> _GIVEN ENTRIES_
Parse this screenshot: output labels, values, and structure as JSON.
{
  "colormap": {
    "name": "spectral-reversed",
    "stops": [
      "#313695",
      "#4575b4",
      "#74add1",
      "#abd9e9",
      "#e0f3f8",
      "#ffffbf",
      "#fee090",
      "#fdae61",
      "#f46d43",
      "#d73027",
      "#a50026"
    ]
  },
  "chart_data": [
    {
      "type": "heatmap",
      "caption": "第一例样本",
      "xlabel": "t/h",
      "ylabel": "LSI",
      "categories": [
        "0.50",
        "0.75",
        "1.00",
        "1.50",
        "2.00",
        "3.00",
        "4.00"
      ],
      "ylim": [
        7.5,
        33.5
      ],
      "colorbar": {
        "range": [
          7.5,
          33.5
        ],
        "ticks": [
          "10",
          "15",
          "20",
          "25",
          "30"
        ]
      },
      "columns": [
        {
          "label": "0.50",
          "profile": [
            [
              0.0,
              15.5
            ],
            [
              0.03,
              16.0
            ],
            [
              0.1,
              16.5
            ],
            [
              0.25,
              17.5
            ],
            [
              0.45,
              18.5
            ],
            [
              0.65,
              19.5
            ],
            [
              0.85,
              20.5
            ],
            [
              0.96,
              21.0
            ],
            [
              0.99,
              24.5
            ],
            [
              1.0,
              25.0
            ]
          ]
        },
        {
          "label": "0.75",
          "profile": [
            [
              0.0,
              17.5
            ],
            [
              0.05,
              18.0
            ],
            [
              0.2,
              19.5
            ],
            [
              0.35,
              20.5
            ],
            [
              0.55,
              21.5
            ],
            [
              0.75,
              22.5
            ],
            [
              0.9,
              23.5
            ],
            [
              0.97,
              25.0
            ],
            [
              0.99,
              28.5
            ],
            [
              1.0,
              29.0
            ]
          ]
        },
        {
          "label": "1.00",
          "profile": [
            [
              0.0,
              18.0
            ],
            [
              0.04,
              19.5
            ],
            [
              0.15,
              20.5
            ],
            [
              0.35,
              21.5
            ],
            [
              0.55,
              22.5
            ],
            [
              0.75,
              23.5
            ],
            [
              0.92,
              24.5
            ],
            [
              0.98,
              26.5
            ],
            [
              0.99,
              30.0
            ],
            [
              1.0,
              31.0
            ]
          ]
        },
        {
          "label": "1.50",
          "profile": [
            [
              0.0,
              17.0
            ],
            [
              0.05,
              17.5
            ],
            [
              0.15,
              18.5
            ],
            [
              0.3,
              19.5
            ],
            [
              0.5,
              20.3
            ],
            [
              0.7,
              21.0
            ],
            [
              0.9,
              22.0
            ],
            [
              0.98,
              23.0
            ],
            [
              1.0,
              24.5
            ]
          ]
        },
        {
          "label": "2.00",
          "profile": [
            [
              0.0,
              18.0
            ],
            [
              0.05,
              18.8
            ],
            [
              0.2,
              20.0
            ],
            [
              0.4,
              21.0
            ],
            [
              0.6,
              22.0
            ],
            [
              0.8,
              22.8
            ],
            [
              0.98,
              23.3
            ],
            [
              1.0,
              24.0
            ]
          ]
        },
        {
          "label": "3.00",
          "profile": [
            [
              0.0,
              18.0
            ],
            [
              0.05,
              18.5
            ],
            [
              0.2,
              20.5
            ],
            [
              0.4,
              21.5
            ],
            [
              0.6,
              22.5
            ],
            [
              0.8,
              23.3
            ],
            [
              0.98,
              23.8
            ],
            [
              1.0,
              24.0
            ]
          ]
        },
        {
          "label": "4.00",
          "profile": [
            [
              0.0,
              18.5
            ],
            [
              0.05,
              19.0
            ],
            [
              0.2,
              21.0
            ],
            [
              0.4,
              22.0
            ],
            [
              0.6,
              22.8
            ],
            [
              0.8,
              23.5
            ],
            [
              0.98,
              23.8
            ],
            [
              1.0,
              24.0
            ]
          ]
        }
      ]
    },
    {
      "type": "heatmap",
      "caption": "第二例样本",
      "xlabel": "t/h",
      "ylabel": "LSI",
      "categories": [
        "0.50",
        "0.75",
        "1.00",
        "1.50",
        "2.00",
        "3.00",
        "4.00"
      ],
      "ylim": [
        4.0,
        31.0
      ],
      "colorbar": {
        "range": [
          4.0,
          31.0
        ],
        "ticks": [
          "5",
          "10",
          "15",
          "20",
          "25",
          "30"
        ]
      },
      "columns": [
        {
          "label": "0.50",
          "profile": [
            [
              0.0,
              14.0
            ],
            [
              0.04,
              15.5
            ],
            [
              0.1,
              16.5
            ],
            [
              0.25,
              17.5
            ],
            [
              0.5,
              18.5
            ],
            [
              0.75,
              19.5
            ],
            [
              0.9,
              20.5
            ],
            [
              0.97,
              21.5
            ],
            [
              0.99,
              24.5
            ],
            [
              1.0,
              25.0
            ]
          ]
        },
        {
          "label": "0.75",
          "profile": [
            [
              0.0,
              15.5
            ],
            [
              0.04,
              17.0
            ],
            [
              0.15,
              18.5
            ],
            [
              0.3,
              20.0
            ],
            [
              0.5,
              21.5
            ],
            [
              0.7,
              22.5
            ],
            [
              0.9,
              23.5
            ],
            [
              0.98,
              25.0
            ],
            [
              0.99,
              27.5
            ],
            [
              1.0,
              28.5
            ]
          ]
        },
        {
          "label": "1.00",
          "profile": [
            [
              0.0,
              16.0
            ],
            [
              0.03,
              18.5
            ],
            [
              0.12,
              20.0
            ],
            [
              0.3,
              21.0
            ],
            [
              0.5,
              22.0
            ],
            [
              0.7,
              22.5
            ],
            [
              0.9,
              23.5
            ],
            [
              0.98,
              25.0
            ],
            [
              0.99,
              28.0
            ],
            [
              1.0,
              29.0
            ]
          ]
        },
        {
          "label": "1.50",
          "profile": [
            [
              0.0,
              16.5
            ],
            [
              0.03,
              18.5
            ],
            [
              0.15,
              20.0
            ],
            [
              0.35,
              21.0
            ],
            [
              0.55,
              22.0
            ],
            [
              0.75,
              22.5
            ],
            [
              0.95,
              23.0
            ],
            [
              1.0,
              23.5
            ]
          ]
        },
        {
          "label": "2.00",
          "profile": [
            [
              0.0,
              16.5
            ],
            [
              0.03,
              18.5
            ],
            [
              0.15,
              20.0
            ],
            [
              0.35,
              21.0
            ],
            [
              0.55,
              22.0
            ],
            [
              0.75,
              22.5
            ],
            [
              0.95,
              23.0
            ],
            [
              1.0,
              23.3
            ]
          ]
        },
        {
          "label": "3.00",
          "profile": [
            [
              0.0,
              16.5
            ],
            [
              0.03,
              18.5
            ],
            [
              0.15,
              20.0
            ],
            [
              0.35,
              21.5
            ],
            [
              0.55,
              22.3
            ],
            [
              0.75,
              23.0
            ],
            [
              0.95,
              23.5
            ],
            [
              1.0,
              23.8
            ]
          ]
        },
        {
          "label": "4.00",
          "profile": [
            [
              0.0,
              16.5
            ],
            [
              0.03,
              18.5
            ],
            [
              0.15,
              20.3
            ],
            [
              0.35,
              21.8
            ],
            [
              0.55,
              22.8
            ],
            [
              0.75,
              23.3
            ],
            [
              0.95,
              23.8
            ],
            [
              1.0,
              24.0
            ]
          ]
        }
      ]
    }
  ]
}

> _OBJECTIVE_
Reproduce the data shown above exactly.

> _OUTPUT FOR THIS EXERCISE_
Parse this screenshot: output labels, values, and structure as JSON.
{
  "colormap": {
    "name": "spectral-reversed",
    "stops": [
      "#313695",
      "#4575b4",
      "#74add1",
      "#abd9e9",
      "#e0f3f8",
      "#ffffbf",
      "#fee090",
      "#fdae61",
      "#f46d43",
      "#d73027",
      "#a50026"
    ]
  },
  "chart_data": [
    {
      "type": "heatmap",
      "caption": "第一例样本",
      "xlabel": "t/h",
      "ylabel": "LSI",
      "categories": [
        "0.50",
        "0.75",
        "1.00",
        "1.50",
        "2.00",
        "3.00",
        "4.00"
      ],
      "ylim": [
        7.5,
        33.5
      ],
      "colorbar": {
        "range": [
          7.5,
          33.5
        ],
        "ticks": [
          "10",
          "15",
          "20",
          "25",
          "30"
        ]
      },
      "columns": [
        {
          "label": "0.50",
          "profile": [
            [
              0.0,
              15.5
            ],
            [
              0.03,
              16.0
            ],
            [
              0.1,
              16.5
            ],
            [
              0.25,
              17.5
            ],
            [
              0.45,
              18.5
            ],
            [
              0.65,
              19.5
            ],
            [
              0.85,
              20.5
            ],
            [
              0.96,
              21.0
            ],
            [
              0.99,
              24.5
            ],
            [
              1.0,
              25.0
            ]
          ]
        },
        {
          "label": "0.75",
          "profile": [
            [
              0.0,
              17.5
            ],
            [
              0.05,
              18.0
            ],
            [
              0.2,
              19.5
            ],
            [
              0.35,
              20.5
            ],
            [
              0.55,
              21.5
            ],
            [
              0.75,
              22.5
            ],
            [
              0.9,
              23.5
            ],
            [
              0.97,
              25.0
            ],
            [
              0.99,
              28.5
            ],
            [
              1.0,
              29.0
            ]
          ]
        },
        {
          "label": "1.00",
          "profile": [
            [
              0.0,
              18.0
            ],
            [
              0.04,
              19.5
            ],
            [
              0.15,
              20.5
            ],
            [
              0.35,
              21.5
            ],
            [
              0.55,
              22.5
            ],
            [
              0.75,
              23.5
            ],
            [
              0.92,
              24.5
            ],
            [
              0.98,
              26.5
            ],
            [
              0.99,
              30.0
            ],
            [
              1.0,
              31.0
            ]
          ]
        },
        {
          "label": "1.50",
          "profile": [
            [
              0.0,
              17.0
            ],
            [
              0.05,
              17.5
            ],
            [
              0.15,
              18.5
            ],
            [
              0.3,
              19.5
            ],
            [
              0.5,
              20.3
            ],
            [
              0.7,
              21.0
            ],
            [
              0.9,
              22.0
            ],
            [
              0.98,
              23.0
            ],
            [
              1.0,
              24.5
            ]
          ]
        },
        {
          "label": "2.00",
          "profile": [
            [
              0.0,
              18.0
            ],
            [
              0.05,
              18.8
            ],
            [
              0.2,
              20.0
            ],
            [
              0.4,
              21.0
            ],
            [
              0.6,
              22.0
            ],
            [
              0.8,
              22.8
            ],
            [
              0.98,
              23.3
            ],
            [
              1.0,
              24.0
            ]
          ]
        },
        {
          "label": "3.00",
          "profile": [
            [
              0.0,
              18.0
            ],
            [
              0.05,
              18.5
            ],
            [
              0.2,
              20.5
            ],
            [
              0.4,
              21.5
            ],
            [
              0.6,
              22.5
            ],
            [
              0.8,
              23.3
            ],
            [
              0.98,
              23.8
            ],
            [
              1.0,
              24.0
            ]
          ]
        },
        {
          "label": "4.00",
          "profile": [
            [
              0.0,
              18.5
            ],
            [
              0.05,
              19.0
            ],
            [
              0.2,
              21.0
            ],
            [
              0.4,
              22.0
            ],
            [
              0.6,
              22.8
            ],
            [
              0.8,
              23.5
            ],
            [
              0.98,
              23.8
            ],
            [
              1.0,
              24.0
            ]
          ]
        }
      ]
    },
    {
      "type": "heatmap",
      "caption": "第二例样本",
      "xlabel": "t/h",
      "ylabel": "LSI",
      "categories": [
        "0.50",
        "0.75",
        "1.00",
        "1.50",
        "2.00",
        "3.00",
        "4.00"
      ],
      "ylim": [
        4.0,
        31.0
      ],
      "colorbar": {
        "range": [
          4.0,
          31.0
        ],
        "ticks": [
          "5",
          "10",
          "15",
          "20",
          "25",
          "30"
        ]
      },
      "columns": [
        {
          "label": "0.50",
          "profile": [
            [
              0.0,
              14.0
            ],
            [
              0.04,
              15.5
            ],
            [
              0.1,
              16.5
            ],
            [
              0.25,
              17.5
            ],
            [
              0.5,
              18.5
            ],
            [
              0.75,
              19.5
            ],
            [
              0.9,
              20.5
            ],
            [
              0.97,
              21.5
            ],
            [
              0.99,
              24.5
            ],
            [
              1.0,
              25.0
            ]
          ]
        },
        {
          "label": "0.75",
          "profile": [
            [
              0.0,
              15.5
            ],
            [
              0.04,
              17.0
            ],
            [
              0.15,
              18.5
            ],
            [
              0.3,
              20.0
            ],
            [
              0.5,
              21.5
            ],
            [
              0.7,
              22.5
            ],
            [
              0.9,
              23.5
            ],
            [
              0.98,
              25.0
            ],
            [
              0.99,
              27.5
            ],
            [
              1.0,
              28.5
            ]
          ]
        },
        {
          "label": "1.00",
          "profile": [
            [
              0.0,
              16.0
            ],
            [
              0.03,
              18.5
            ],
            [
              0.12,
              20.0
            ],
            [
              0.3,
              21.0
            ],
            [
              0.5,
              22.0
            ],
            [
              0.7,
              22.5
            ],
            [
              0.9,
              23.5
            ],
            [
              0.98,
              25.0
            ],
            [
              0.99,
              28.0
            ],
            [
              1.0,
              29.0
            ]
          ]
        },
        {
          "label": "1.50",
          "profile": [
            [
              0.0,
              16.5
            ],
            [
              0.03,
              18.5
            ],
            [
              0.15,
              20.0
            ],
            [
              0.35,
              21.0
            ],
            [
              0.55,
              22.0
            ],
            [
              0.75,
              22.5
            ],
            [
              0.95,
              23.0
            ],
            [
              1.0,
              23.5
            ]
          ]
        },
        {
          "label": "2.00",
          "profile": [
            [
              0.0,
              16.5
            ],
            [
              0.03,
              18.5
            ],
            [
              0.15,
              20.0
            ],
            [
              0.35,
              21.0
            ],
            [
              0.55,
              22.0
            ],
            [
              0.75,
              22.5
            ],
            [
              0.95,
              23.0
            ],
            [
              1.0,
              23.3
            ]
          ]
        },
        {
          "label": "3.00",
          "profile": [
            [
              0.0,
              16.5
            ],
            [
              0.03,
              18.5
            ],
            [
              0.15,
              20.0
            ],
            [
              0.35,
              21.5
            ],
            [
              0.55,
              22.3
            ],
            [
              0.75,
              23.0
            ],
            [
              0.95,
              23.5
            ],
            [
              1.0,
              23.8
            ]
          ]
        },
        {
          "label": "4.00",
          "profile": [
            [
              0.0,
              16.5
            ],
            [
              0.03,
              18.5
            ],
            [
              0.15,
              20.3
            ],
            [
              0.35,
              21.8
            ],
            [
              0.55,
              22.8
            ],
            [
              0.75,
              23.3
            ],
            [
              0.95,
              23.8
            ],
            [
              1.0,
              24.0
            ]
          ]
        }
      ]
    }
  ]
}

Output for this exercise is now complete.